# THE PROBLEM:
All of the lines below are to be printed again exactly; images are excluded from the output.

*** DATA SUPPLIED ***

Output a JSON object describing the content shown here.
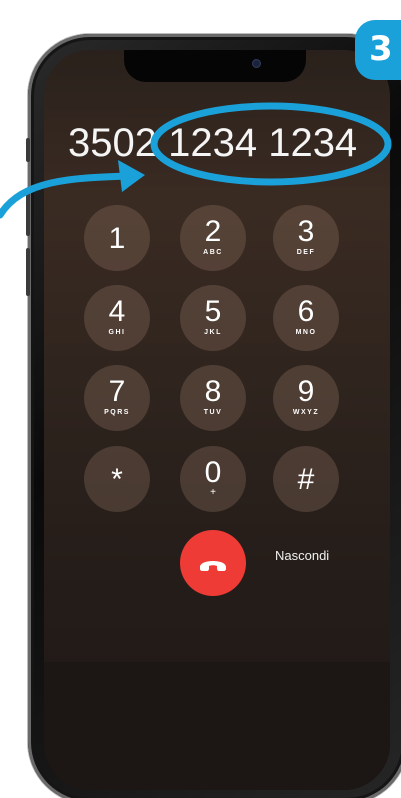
{
  "step_badge": "3",
  "dialed_number": "3502 1234 1234",
  "keypad": [
    {
      "digit": "1",
      "letters": ""
    },
    {
      "digit": "2",
      "letters": "ABC"
    },
    {
      "digit": "3",
      "letters": "DEF"
    },
    {
      "digit": "4",
      "letters": "GHI"
    },
    {
      "digit": "5",
      "letters": "JKL"
    },
    {
      "digit": "6",
      "letters": "MNO"
    },
    {
      "digit": "7",
      "letters": "PQRS"
    },
    {
      "digit": "8",
      "letters": "TUV"
    },
    {
      "digit": "9",
      "letters": "WXYZ"
    },
    {
      "digit": "*",
      "letters": ""
    },
    {
      "digit": "0",
      "letters": "+"
    },
    {
      "digit": "#",
      "letters": ""
    }
  ],
  "hide_label": "Nascondi",
  "colors": {
    "accent": "#1ba1d9",
    "call_red": "#ef3b36"
  },
  "icons": {
    "call": "phone-hangup-icon",
    "arrow": "pointer-arrow-icon",
    "highlight": "ellipse-highlight"
  }
}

***

# WRITTEN SOLUTION:
Output a JSON object describing the content shown here.
{
  "step_badge": "3",
  "dialed_number": "3502 1234 1234",
  "keypad": [
    {
      "digit": "1",
      "letters": ""
    },
    {
      "digit": "2",
      "letters": "ABC"
    },
    {
      "digit": "3",
      "letters": "DEF"
    },
    {
      "digit": "4",
      "letters": "GHI"
    },
    {
      "digit": "5",
      "letters": "JKL"
    },
    {
      "digit": "6",
      "letters": "MNO"
    },
    {
      "digit": "7",
      "letters": "PQRS"
    },
    {
      "digit": "8",
      "letters": "TUV"
    },
    {
      "digit": "9",
      "letters": "WXYZ"
    },
    {
      "digit": "*",
      "letters": ""
    },
    {
      "digit": "0",
      "letters": "+"
    },
    {
      "digit": "#",
      "letters": ""
    }
  ],
  "hide_label": "Nascondi",
  "colors": {
    "accent": "#1ba1d9",
    "call_red": "#ef3b36"
  },
  "icons": {
    "call": "phone-hangup-icon",
    "arrow": "pointer-arrow-icon",
    "highlight": "ellipse-highlight"
  }
}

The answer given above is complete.